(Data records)
—————
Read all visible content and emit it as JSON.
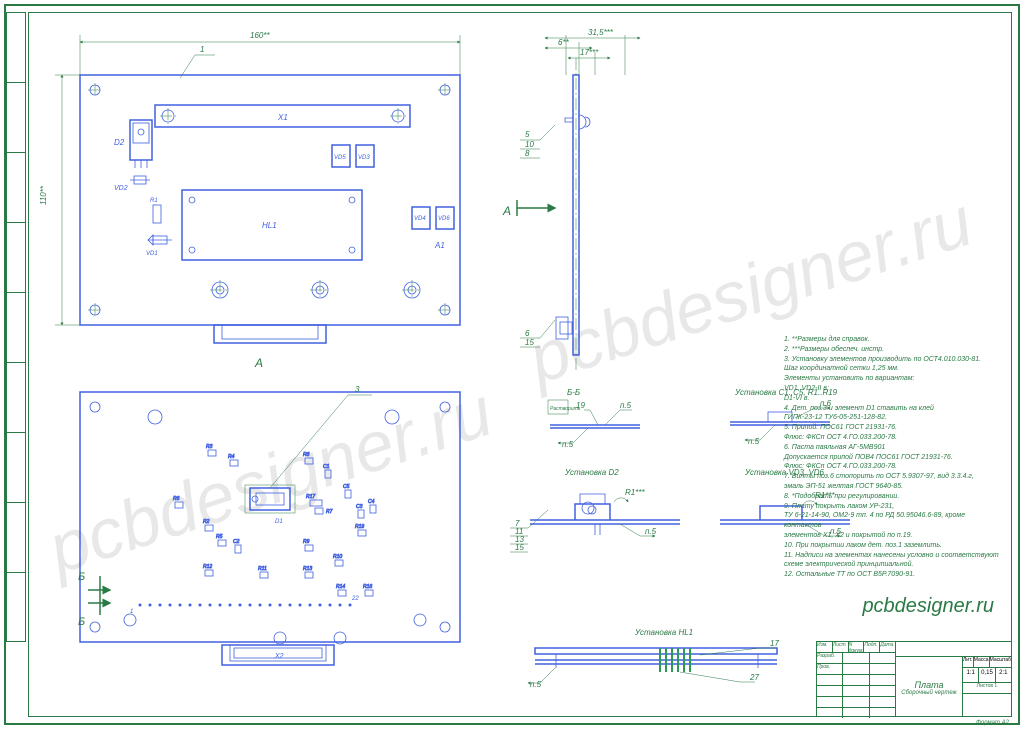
{
  "dimensions": {
    "top_width": "160**",
    "left_height": "110**",
    "side_total": "31,5***",
    "side_dim1": "6**",
    "side_dim2": "17***",
    "side_callout_5": "5",
    "side_callout_10": "10",
    "side_callout_8": "8",
    "side_callout_6": "6",
    "side_callout_15": "15"
  },
  "labels": {
    "top_board_marker": "1",
    "X1": "X1",
    "D2": "D2",
    "VD2": "VD2",
    "VD5": "VD5",
    "VD3": "VD3",
    "R1": "R1",
    "VD1": "VD1",
    "HL1": "HL1",
    "VD4": "VD4",
    "VD6": "VD6",
    "A1": "А1",
    "section_A": "А",
    "side_section_A": "А",
    "J_marker": "3",
    "D1": "D1",
    "R3": "R3",
    "R4": "R4",
    "R8": "R8",
    "R6": "R6",
    "C1": "C1",
    "C5": "C5",
    "R2": "R2",
    "R5": "R5",
    "C2": "C2",
    "R17": "R17",
    "R7": "R7",
    "C3": "C3",
    "C4": "C4",
    "R19": "R19",
    "R12": "R12",
    "R11": "R11",
    "R9": "R9",
    "R13": "R13",
    "R10": "R10",
    "R14": "R14",
    "R16": "R16",
    "B_top": "Б",
    "B_bottom": "Б",
    "X2": "X2",
    "bottom_1": "1",
    "bottom_22": "22",
    "install1": "Установка C1..C5, R1..R19",
    "install2": "Установка D2",
    "install3": "Установка VD3..VD6",
    "install4": "Установка HL1",
    "bb_section": "Б-Б",
    "pos_19": "19",
    "rastvoriat": "Растворить",
    "p5": "п.5",
    "p6": "п.6",
    "R1_dim": "R1***",
    "callout_7": "7",
    "callout_11": "11",
    "callout_13": "13",
    "callout_15b": "15",
    "callout_17": "17",
    "callout_27": "27"
  },
  "notes": [
    "1. **Размеры для справок.",
    "2. ***Размеры обеспеч. инстр.",
    "3. Установку элементов производить по ОСТ4.010.030-81.",
    "   Шаг координатной сетки 1,25 мм.",
    "   Элементы установить по вариантам:",
    "   VD1, VD2-II в;",
    "   D1-VI в.",
    "4. Дет. поз.3 и элемент D1 ставить на клей",
    "   ГИПК-23-12  ТУ6-05-251-128-82.",
    "5. Припой: ПОС61 ГОСТ 21931-76.",
    "   Флюс: ФКСп ОСТ 4.ГО.033.200-78.",
    "6. Паста паяльная АГ-5МВ901",
    "   Допускается припой ПОВ4 ПОС61 ГОСТ 21931-76.",
    "   Флюс: ФКСп ОСТ 4.ГО.033.200-78.",
    "7. Винты поз.6 стопорить по ОСТ 5.9307-97, вид 3.3.4.г,",
    "   эмаль ЭП-51 желтая ГОСТ 9640-85.",
    "8. *Подобрать при регулировании.",
    "9. Плату покрыть лаком УР-231,",
    "   ТУ 6-21-14-90, ОМ2-9 тп. 4 по РД 50.95046.6-89, кроме контактов",
    "   элементов X1, X2 и покрытой по п.19.",
    "10. При покрытии лаком дет. поз.1 заземлить.",
    "11. Надписи на элементах нанесены условно и соответствуют",
    "    схеме электрической принципиальной.",
    "12. Остальные ТТ по ОСТ В5Р.7090-91."
  ],
  "title_block": {
    "main": "Плата",
    "sub": "Сборочный чертеж",
    "scale1": "1:1",
    "mass": "0,15",
    "scale2": "2:1",
    "masshtab": "Масштаб",
    "lit": "Лит.",
    "massa": "Масса",
    "izm": "Изм.",
    "list": "Лист",
    "ndok": "N докум.",
    "podp": "Подп.",
    "data": "Дата",
    "razrab": "Разраб.",
    "prov": "Пров.",
    "listov": "Листов  1",
    "format": "Формат А2"
  },
  "site": "pcbdesigner.ru"
}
—————
*What is expected:*
Using the listing above, work out how many of its lines include "Размеры", and give only the result.

*Result of the task:*
2